» **Set task**: Copy out every line of the records below word for word, without the pictures.

────────────────

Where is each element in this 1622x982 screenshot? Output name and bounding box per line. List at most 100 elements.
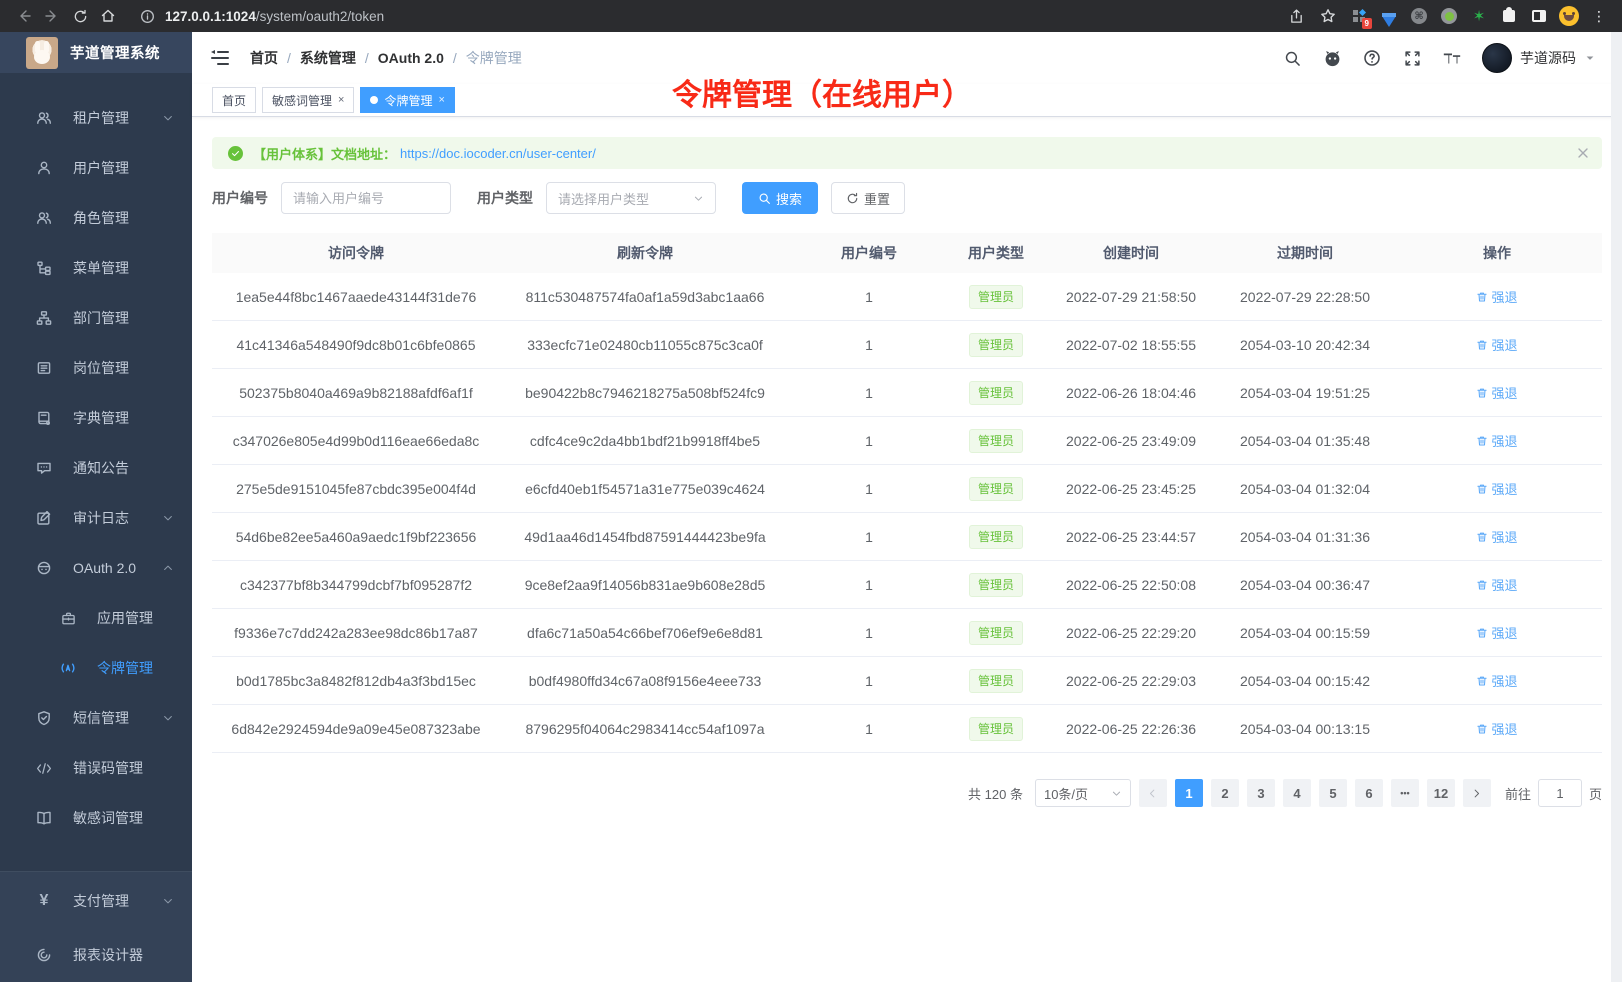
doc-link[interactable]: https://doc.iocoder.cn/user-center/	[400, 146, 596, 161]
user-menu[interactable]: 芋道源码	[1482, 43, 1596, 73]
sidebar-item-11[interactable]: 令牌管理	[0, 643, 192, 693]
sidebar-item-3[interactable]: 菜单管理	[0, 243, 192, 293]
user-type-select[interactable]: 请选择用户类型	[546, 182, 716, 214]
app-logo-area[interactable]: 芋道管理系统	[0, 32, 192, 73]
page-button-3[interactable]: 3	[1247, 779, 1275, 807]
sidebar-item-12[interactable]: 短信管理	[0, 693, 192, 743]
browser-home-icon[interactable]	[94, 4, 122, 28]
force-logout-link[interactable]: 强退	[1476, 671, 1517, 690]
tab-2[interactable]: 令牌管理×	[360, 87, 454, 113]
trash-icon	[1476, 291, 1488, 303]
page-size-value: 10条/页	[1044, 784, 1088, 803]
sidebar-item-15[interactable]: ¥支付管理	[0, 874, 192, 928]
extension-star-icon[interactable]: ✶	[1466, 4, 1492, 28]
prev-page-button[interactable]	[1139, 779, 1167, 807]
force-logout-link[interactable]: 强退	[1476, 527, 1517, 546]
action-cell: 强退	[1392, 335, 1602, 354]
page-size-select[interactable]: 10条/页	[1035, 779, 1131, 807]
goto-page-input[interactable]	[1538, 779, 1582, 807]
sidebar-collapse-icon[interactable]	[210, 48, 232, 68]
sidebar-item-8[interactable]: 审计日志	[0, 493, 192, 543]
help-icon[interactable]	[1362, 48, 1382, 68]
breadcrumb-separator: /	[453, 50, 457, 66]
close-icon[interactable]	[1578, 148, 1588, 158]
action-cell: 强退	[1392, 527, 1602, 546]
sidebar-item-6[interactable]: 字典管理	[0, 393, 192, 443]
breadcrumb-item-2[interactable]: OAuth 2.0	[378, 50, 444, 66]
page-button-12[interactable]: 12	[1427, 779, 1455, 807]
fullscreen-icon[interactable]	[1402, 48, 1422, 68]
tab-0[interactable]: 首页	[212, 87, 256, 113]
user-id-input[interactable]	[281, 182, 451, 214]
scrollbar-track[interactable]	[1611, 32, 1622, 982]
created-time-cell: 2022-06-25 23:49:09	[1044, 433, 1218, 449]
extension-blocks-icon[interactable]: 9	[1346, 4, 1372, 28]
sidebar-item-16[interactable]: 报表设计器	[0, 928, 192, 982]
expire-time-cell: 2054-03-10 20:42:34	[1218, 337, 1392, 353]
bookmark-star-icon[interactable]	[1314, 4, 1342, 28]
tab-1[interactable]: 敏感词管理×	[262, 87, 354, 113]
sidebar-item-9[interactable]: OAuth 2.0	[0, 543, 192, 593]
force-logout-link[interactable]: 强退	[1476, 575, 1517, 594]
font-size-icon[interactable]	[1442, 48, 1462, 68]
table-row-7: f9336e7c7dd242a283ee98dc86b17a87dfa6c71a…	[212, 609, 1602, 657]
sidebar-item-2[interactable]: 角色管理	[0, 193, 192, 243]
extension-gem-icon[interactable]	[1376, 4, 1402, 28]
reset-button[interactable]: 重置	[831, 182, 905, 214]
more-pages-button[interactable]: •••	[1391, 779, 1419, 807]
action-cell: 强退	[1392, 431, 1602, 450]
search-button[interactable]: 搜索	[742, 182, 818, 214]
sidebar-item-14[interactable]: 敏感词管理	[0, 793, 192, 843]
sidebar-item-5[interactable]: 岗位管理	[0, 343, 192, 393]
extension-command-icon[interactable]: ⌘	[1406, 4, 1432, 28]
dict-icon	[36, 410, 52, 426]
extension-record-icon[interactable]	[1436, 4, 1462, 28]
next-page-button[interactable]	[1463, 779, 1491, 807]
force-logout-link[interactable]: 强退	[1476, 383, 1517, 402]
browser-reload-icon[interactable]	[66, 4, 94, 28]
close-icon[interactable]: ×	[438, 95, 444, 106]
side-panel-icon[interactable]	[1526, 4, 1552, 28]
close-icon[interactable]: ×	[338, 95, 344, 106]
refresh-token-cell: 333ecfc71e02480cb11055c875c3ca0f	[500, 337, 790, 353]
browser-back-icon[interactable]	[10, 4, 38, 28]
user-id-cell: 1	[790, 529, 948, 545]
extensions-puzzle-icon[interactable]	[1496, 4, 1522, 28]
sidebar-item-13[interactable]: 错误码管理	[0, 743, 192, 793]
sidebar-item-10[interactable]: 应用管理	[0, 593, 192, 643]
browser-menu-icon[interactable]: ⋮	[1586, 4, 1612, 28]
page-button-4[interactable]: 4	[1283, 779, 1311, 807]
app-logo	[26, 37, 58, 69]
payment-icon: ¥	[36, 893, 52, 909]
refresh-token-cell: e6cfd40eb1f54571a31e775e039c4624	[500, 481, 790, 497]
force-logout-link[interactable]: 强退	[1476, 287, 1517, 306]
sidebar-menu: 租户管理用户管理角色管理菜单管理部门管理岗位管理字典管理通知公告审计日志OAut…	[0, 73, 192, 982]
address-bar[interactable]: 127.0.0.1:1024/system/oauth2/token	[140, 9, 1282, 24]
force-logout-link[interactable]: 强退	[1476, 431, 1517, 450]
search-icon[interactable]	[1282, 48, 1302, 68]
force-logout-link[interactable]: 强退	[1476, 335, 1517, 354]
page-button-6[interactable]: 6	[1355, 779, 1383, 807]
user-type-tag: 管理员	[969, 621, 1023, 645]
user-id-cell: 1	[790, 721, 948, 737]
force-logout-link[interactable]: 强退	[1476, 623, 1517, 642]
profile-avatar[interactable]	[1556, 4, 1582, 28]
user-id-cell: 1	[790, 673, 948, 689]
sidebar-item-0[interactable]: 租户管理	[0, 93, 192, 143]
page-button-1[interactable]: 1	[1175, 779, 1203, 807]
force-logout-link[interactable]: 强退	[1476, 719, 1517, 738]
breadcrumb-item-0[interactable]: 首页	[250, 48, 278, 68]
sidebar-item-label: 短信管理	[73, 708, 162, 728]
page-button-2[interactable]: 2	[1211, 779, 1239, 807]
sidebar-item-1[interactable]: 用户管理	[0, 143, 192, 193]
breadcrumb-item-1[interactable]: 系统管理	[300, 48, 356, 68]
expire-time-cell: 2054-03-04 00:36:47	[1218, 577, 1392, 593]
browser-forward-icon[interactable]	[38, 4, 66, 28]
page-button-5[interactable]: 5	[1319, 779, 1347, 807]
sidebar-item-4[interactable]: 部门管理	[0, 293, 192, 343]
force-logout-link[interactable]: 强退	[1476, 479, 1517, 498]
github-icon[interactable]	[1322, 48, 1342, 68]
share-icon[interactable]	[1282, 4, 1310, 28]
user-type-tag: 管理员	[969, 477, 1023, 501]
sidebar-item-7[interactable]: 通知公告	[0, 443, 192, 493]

────────────────

» **Exercise answer**:
Where is each element in this 1622x982 screenshot? Output name and bounding box per line. List at most 100 elements.
doc-link[interactable]: https://doc.iocoder.cn/user-center/	[400, 146, 596, 161]
user-menu[interactable]: 芋道源码	[1482, 43, 1596, 73]
sidebar-item-11[interactable]: 令牌管理	[0, 643, 192, 693]
sidebar-item-3[interactable]: 菜单管理	[0, 243, 192, 293]
user-type-select[interactable]: 请选择用户类型	[546, 182, 716, 214]
app-logo-area[interactable]: 芋道管理系统	[0, 32, 192, 73]
page-button-3[interactable]: 3	[1247, 779, 1275, 807]
sidebar-item-12[interactable]: 短信管理	[0, 693, 192, 743]
browser-home-icon[interactable]	[94, 4, 122, 28]
force-logout-link[interactable]: 强退	[1476, 671, 1517, 690]
tab-2[interactable]: 令牌管理×	[360, 87, 454, 113]
trash-icon	[1476, 291, 1488, 303]
page-size-value: 10条/页	[1044, 784, 1088, 803]
sidebar-item-15[interactable]: ¥支付管理	[0, 874, 192, 928]
extension-star-icon[interactable]: ✶	[1466, 4, 1492, 28]
prev-page-button[interactable]	[1139, 779, 1167, 807]
force-logout-link[interactable]: 强退	[1476, 527, 1517, 546]
action-cell: 强退	[1392, 335, 1602, 354]
page-size-select[interactable]: 10条/页	[1035, 779, 1131, 807]
goto-page-input[interactable]	[1538, 779, 1582, 807]
sidebar-collapse-icon[interactable]	[210, 48, 232, 68]
sidebar-item-8[interactable]: 审计日志	[0, 493, 192, 543]
help-icon[interactable]	[1362, 48, 1382, 68]
breadcrumb-separator: /	[453, 50, 457, 66]
close-icon[interactable]	[1578, 148, 1588, 158]
action-cell: 强退	[1392, 527, 1602, 546]
sidebar-item-6[interactable]: 字典管理	[0, 393, 192, 443]
breadcrumb-item-2[interactable]: OAuth 2.0	[378, 50, 444, 66]
page-button-12[interactable]: 12	[1427, 779, 1455, 807]
fullscreen-icon[interactable]	[1402, 48, 1422, 68]
tab-0[interactable]: 首页	[212, 87, 256, 113]
user-id-input[interactable]	[281, 182, 451, 214]
scrollbar-track[interactable]	[1611, 32, 1622, 982]
created-time-cell: 2022-06-25 23:49:09	[1044, 433, 1218, 449]
extension-blocks-icon[interactable]: 9	[1346, 4, 1372, 28]
sidebar-item-16[interactable]: 报表设计器	[0, 928, 192, 982]
expire-time-cell: 2054-03-10 20:42:34	[1218, 337, 1392, 353]
bookmark-star-icon[interactable]	[1314, 4, 1342, 28]
tab-1[interactable]: 敏感词管理×	[262, 87, 354, 113]
sidebar-item-9[interactable]: OAuth 2.0	[0, 543, 192, 593]
force-logout-link[interactable]: 强退	[1476, 575, 1517, 594]
font-size-icon[interactable]	[1442, 48, 1462, 68]
table-row-7: f9336e7c7dd242a283ee98dc86b17a87dfa6c71a…	[212, 609, 1602, 657]
sidebar-item-2[interactable]: 角色管理	[0, 193, 192, 243]
extension-gem-icon[interactable]	[1376, 4, 1402, 28]
reset-button[interactable]: 重置	[831, 182, 905, 214]
more-pages-button[interactable]: •••	[1391, 779, 1419, 807]
action-cell: 强退	[1392, 431, 1602, 450]
search-button[interactable]: 搜索	[742, 182, 818, 214]
sidebar-item-14[interactable]: 敏感词管理	[0, 793, 192, 843]
sidebar-item-5[interactable]: 岗位管理	[0, 343, 192, 393]
extension-command-icon[interactable]: ⌘	[1406, 4, 1432, 28]
dict-icon	[36, 410, 52, 426]
extension-record-icon[interactable]	[1436, 4, 1462, 28]
next-page-button[interactable]	[1463, 779, 1491, 807]
force-logout-link[interactable]: 强退	[1476, 383, 1517, 402]
browser-reload-icon[interactable]	[66, 4, 94, 28]
close-icon[interactable]: ×	[438, 95, 444, 106]
side-panel-icon[interactable]	[1526, 4, 1552, 28]
close-icon[interactable]: ×	[338, 95, 344, 106]
refresh-token-cell: 333ecfc71e02480cb11055c875c3ca0f	[500, 337, 790, 353]
browser-back-icon[interactable]	[10, 4, 38, 28]
user-id-cell: 1	[790, 529, 948, 545]
extensions-puzzle-icon[interactable]	[1496, 4, 1522, 28]
sidebar-item-13[interactable]: 错误码管理	[0, 743, 192, 793]
sidebar-item-10[interactable]: 应用管理	[0, 593, 192, 643]
browser-menu-icon[interactable]: ⋮	[1586, 4, 1612, 28]
page-button-4[interactable]: 4	[1283, 779, 1311, 807]
app-logo	[26, 37, 58, 69]
payment-icon: ¥	[36, 893, 52, 909]
refresh-token-cell: e6cfd40eb1f54571a31e775e039c4624	[500, 481, 790, 497]
force-logout-link[interactable]: 强退	[1476, 287, 1517, 306]
sidebar-menu: 租户管理用户管理角色管理菜单管理部门管理岗位管理字典管理通知公告审计日志OAut…	[0, 73, 192, 982]
address-bar[interactable]: 127.0.0.1:1024/system/oauth2/token	[140, 9, 1282, 24]
force-logout-link[interactable]: 强退	[1476, 431, 1517, 450]
search-icon[interactable]	[1282, 48, 1302, 68]
force-logout-link[interactable]: 强退	[1476, 335, 1517, 354]
page-button-6[interactable]: 6	[1355, 779, 1383, 807]
user-type-tag: 管理员	[969, 621, 1023, 645]
user-id-cell: 1	[790, 721, 948, 737]
force-logout-link[interactable]: 强退	[1476, 623, 1517, 642]
profile-avatar[interactable]	[1556, 4, 1582, 28]
user-id-cell: 1	[790, 673, 948, 689]
sidebar-item-0[interactable]: 租户管理	[0, 93, 192, 143]
page-button-1[interactable]: 1	[1175, 779, 1203, 807]
force-logout-link[interactable]: 强退	[1476, 719, 1517, 738]
breadcrumb-item-0[interactable]: 首页	[250, 48, 278, 68]
sidebar-item-label: 短信管理	[73, 708, 162, 728]
page-button-2[interactable]: 2	[1211, 779, 1239, 807]
sidebar-item-1[interactable]: 用户管理	[0, 143, 192, 193]
breadcrumb-item-1[interactable]: 系统管理	[300, 48, 356, 68]
expire-time-cell: 2054-03-04 00:36:47	[1218, 577, 1392, 593]
browser-forward-icon[interactable]	[38, 4, 66, 28]
page-button-5[interactable]: 5	[1319, 779, 1347, 807]
sidebar-item-4[interactable]: 部门管理	[0, 293, 192, 343]
force-logout-link[interactable]: 强退	[1476, 479, 1517, 498]
github-icon[interactable]	[1322, 48, 1342, 68]
share-icon[interactable]	[1282, 4, 1310, 28]
user-type-tag: 管理员	[969, 477, 1023, 501]
sidebar-item-7[interactable]: 通知公告	[0, 443, 192, 493]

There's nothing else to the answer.